Task data:
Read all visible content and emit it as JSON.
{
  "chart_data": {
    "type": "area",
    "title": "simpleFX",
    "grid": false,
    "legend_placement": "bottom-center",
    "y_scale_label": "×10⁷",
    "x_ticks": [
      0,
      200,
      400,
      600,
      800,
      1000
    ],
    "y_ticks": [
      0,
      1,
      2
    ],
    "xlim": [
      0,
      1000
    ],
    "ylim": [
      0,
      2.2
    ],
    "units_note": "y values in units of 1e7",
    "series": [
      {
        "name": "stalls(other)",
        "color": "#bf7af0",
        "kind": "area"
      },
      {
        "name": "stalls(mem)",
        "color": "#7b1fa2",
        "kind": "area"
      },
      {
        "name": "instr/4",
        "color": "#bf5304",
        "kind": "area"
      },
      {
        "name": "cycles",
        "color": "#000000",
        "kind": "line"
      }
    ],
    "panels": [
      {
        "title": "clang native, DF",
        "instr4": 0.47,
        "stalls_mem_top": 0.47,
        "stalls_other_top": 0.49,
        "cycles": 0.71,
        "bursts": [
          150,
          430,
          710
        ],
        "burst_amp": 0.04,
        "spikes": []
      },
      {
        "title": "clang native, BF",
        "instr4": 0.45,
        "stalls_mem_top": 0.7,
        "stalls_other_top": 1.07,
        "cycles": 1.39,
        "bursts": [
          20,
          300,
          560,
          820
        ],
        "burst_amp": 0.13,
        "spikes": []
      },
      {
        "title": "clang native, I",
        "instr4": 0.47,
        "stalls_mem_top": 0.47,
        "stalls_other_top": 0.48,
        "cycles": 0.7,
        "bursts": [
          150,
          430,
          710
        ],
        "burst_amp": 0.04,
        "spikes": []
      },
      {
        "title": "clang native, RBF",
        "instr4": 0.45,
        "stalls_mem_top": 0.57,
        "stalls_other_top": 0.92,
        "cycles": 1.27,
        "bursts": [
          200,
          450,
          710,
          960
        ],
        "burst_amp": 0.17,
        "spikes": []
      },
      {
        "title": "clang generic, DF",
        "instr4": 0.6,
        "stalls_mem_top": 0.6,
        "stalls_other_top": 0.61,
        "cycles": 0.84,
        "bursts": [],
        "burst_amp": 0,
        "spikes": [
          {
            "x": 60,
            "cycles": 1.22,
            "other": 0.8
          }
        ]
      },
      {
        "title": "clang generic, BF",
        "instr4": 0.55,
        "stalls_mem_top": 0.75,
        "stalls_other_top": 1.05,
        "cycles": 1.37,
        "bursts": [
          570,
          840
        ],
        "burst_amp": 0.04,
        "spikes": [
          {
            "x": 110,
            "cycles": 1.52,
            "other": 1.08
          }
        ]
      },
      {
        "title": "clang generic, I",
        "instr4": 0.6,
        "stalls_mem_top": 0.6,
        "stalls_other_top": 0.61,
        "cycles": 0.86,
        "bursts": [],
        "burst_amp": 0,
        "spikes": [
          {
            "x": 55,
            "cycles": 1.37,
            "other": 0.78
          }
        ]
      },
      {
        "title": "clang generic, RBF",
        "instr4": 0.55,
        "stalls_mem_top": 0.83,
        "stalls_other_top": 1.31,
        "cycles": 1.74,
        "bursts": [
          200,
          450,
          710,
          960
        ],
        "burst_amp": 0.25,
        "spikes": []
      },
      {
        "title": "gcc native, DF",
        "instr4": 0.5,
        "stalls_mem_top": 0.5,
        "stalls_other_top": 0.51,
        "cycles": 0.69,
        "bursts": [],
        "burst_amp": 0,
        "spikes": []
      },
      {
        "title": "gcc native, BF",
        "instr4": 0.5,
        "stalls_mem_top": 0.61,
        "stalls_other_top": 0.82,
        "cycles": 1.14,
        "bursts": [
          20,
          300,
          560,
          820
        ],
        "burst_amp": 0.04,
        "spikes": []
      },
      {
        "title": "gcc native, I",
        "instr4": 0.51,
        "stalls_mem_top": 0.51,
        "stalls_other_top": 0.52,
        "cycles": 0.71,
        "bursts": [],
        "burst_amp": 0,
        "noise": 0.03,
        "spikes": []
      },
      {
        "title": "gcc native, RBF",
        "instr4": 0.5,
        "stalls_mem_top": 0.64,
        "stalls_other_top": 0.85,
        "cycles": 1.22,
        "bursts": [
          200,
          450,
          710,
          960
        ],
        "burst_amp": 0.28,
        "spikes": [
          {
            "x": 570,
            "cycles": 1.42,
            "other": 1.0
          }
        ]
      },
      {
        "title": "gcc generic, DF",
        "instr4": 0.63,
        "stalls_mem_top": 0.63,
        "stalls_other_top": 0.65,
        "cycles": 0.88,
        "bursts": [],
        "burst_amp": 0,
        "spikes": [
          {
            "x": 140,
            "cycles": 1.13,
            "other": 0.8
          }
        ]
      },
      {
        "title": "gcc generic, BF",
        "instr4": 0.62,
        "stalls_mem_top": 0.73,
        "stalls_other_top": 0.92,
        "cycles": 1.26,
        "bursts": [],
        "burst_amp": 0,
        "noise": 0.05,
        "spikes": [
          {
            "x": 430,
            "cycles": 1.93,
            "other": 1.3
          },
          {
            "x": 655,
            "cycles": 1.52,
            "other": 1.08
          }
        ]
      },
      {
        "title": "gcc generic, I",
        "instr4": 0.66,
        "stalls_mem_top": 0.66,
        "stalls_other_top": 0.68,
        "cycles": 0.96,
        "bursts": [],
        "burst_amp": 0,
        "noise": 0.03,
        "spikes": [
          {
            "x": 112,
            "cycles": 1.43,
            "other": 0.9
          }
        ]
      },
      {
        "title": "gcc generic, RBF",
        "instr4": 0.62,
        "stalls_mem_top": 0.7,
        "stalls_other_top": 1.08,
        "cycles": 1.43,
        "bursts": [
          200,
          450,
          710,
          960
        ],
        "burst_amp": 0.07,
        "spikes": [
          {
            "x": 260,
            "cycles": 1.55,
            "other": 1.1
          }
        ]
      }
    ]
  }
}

Stated problem: Of the lines above, how many hold the word "native"? Say the number alone.

Response to this task: 8